*To do:*
Return each entry exactly, with none missing.

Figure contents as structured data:
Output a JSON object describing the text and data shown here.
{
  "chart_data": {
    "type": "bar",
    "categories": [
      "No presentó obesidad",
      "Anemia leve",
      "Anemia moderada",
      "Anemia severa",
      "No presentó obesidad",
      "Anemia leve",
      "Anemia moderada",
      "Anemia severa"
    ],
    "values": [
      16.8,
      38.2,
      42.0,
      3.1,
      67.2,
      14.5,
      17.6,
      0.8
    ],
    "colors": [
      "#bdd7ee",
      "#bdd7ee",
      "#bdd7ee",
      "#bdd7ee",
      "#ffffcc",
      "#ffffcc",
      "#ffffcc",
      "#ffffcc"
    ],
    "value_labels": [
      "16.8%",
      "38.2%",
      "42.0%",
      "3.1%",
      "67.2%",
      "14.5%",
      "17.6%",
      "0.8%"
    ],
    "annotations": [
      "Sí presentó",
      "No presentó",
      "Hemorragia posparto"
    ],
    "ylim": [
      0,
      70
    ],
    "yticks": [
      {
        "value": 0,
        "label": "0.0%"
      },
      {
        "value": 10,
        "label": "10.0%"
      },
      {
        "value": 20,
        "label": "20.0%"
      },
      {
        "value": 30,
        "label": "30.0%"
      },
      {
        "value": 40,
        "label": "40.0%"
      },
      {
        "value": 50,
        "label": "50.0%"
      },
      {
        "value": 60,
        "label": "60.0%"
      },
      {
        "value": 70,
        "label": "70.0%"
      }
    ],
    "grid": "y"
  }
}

*Solution to the exercise:*
Output a JSON object describing the text and data shown here.
{
  "chart_data": {
    "type": "bar",
    "categories": [
      "No presentó obesidad",
      "Anemia leve",
      "Anemia moderada",
      "Anemia severa",
      "No presentó obesidad",
      "Anemia leve",
      "Anemia moderada",
      "Anemia severa"
    ],
    "values": [
      16.8,
      38.2,
      42.0,
      3.1,
      67.2,
      14.5,
      17.6,
      0.8
    ],
    "colors": [
      "#bdd7ee",
      "#bdd7ee",
      "#bdd7ee",
      "#bdd7ee",
      "#ffffcc",
      "#ffffcc",
      "#ffffcc",
      "#ffffcc"
    ],
    "value_labels": [
      "16.8%",
      "38.2%",
      "42.0%",
      "3.1%",
      "67.2%",
      "14.5%",
      "17.6%",
      "0.8%"
    ],
    "annotations": [
      "Sí presentó",
      "No presentó",
      "Hemorragia posparto"
    ],
    "ylim": [
      0,
      70
    ],
    "yticks": [
      {
        "value": 0,
        "label": "0.0%"
      },
      {
        "value": 10,
        "label": "10.0%"
      },
      {
        "value": 20,
        "label": "20.0%"
      },
      {
        "value": 30,
        "label": "30.0%"
      },
      {
        "value": 40,
        "label": "40.0%"
      },
      {
        "value": 50,
        "label": "50.0%"
      },
      {
        "value": 60,
        "label": "60.0%"
      },
      {
        "value": 70,
        "label": "70.0%"
      }
    ],
    "grid": "y"
  }
}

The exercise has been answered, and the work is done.